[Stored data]
* START *

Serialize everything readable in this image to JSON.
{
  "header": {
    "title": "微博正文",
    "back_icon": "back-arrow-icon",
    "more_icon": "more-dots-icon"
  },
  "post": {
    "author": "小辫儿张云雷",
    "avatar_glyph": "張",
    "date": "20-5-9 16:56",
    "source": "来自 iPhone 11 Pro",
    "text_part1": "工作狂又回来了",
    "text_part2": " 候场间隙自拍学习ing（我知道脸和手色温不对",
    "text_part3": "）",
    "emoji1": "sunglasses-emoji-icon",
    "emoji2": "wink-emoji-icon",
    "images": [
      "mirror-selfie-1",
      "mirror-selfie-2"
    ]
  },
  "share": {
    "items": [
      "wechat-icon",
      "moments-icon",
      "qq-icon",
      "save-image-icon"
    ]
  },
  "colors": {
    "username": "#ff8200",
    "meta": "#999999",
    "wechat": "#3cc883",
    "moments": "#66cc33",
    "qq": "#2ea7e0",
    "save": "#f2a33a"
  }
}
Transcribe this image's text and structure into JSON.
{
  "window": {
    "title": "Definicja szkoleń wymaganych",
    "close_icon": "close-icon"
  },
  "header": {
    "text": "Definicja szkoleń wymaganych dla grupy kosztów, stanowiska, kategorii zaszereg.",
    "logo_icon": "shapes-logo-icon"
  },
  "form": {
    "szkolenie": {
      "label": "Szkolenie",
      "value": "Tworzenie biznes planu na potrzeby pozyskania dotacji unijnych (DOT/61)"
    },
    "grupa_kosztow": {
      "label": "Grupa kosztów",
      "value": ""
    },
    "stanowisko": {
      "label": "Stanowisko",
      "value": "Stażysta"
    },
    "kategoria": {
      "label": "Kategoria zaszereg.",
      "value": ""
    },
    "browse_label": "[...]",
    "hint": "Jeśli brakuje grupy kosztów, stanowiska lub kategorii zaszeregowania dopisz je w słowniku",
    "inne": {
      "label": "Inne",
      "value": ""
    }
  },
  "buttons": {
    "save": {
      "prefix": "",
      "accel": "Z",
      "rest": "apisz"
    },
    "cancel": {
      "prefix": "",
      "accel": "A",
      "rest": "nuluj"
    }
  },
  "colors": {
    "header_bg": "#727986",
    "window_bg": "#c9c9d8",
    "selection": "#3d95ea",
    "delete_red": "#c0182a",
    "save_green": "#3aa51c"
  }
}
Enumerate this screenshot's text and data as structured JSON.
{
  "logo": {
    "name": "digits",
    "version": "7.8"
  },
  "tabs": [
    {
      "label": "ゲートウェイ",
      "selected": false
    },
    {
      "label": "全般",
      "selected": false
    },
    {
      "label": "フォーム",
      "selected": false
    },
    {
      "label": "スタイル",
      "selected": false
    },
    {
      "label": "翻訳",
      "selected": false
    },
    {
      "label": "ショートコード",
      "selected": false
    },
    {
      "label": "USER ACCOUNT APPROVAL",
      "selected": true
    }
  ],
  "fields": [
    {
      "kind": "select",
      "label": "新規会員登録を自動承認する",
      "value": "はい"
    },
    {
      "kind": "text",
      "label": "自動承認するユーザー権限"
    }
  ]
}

* END *

* _What you should do_: Return all of the entries exactly as written.

* _Answer to this exercise_:
Serialize everything readable in this image to JSON.
{
  "header": {
    "title": "微博正文",
    "back_icon": "back-arrow-icon",
    "more_icon": "more-dots-icon"
  },
  "post": {
    "author": "小辫儿张云雷",
    "avatar_glyph": "張",
    "date": "20-5-9 16:56",
    "source": "来自 iPhone 11 Pro",
    "text_part1": "工作狂又回来了",
    "text_part2": " 候场间隙自拍学习ing（我知道脸和手色温不对",
    "text_part3": "）",
    "emoji1": "sunglasses-emoji-icon",
    "emoji2": "wink-emoji-icon",
    "images": [
      "mirror-selfie-1",
      "mirror-selfie-2"
    ]
  },
  "share": {
    "items": [
      "wechat-icon",
      "moments-icon",
      "qq-icon",
      "save-image-icon"
    ]
  },
  "colors": {
    "username": "#ff8200",
    "meta": "#999999",
    "wechat": "#3cc883",
    "moments": "#66cc33",
    "qq": "#2ea7e0",
    "save": "#f2a33a"
  }
}
Transcribe this image's text and structure into JSON.
{
  "window": {
    "title": "Definicja szkoleń wymaganych",
    "close_icon": "close-icon"
  },
  "header": {
    "text": "Definicja szkoleń wymaganych dla grupy kosztów, stanowiska, kategorii zaszereg.",
    "logo_icon": "shapes-logo-icon"
  },
  "form": {
    "szkolenie": {
      "label": "Szkolenie",
      "value": "Tworzenie biznes planu na potrzeby pozyskania dotacji unijnych (DOT/61)"
    },
    "grupa_kosztow": {
      "label": "Grupa kosztów",
      "value": ""
    },
    "stanowisko": {
      "label": "Stanowisko",
      "value": "Stażysta"
    },
    "kategoria": {
      "label": "Kategoria zaszereg.",
      "value": ""
    },
    "browse_label": "[...]",
    "hint": "Jeśli brakuje grupy kosztów, stanowiska lub kategorii zaszeregowania dopisz je w słowniku",
    "inne": {
      "label": "Inne",
      "value": ""
    }
  },
  "buttons": {
    "save": {
      "prefix": "",
      "accel": "Z",
      "rest": "apisz"
    },
    "cancel": {
      "prefix": "",
      "accel": "A",
      "rest": "nuluj"
    }
  },
  "colors": {
    "header_bg": "#727986",
    "window_bg": "#c9c9d8",
    "selection": "#3d95ea",
    "delete_red": "#c0182a",
    "save_green": "#3aa51c"
  }
}
Enumerate this screenshot's text and data as structured JSON.
{
  "logo": {
    "name": "digits",
    "version": "7.8"
  },
  "tabs": [
    {
      "label": "ゲートウェイ",
      "selected": false
    },
    {
      "label": "全般",
      "selected": false
    },
    {
      "label": "フォーム",
      "selected": false
    },
    {
      "label": "スタイル",
      "selected": false
    },
    {
      "label": "翻訳",
      "selected": false
    },
    {
      "label": "ショートコード",
      "selected": false
    },
    {
      "label": "USER ACCOUNT APPROVAL",
      "selected": true
    }
  ],
  "fields": [
    {
      "kind": "select",
      "label": "新規会員登録を自動承認する",
      "value": "はい"
    },
    {
      "kind": "text",
      "label": "自動承認するユーザー権限"
    }
  ]
}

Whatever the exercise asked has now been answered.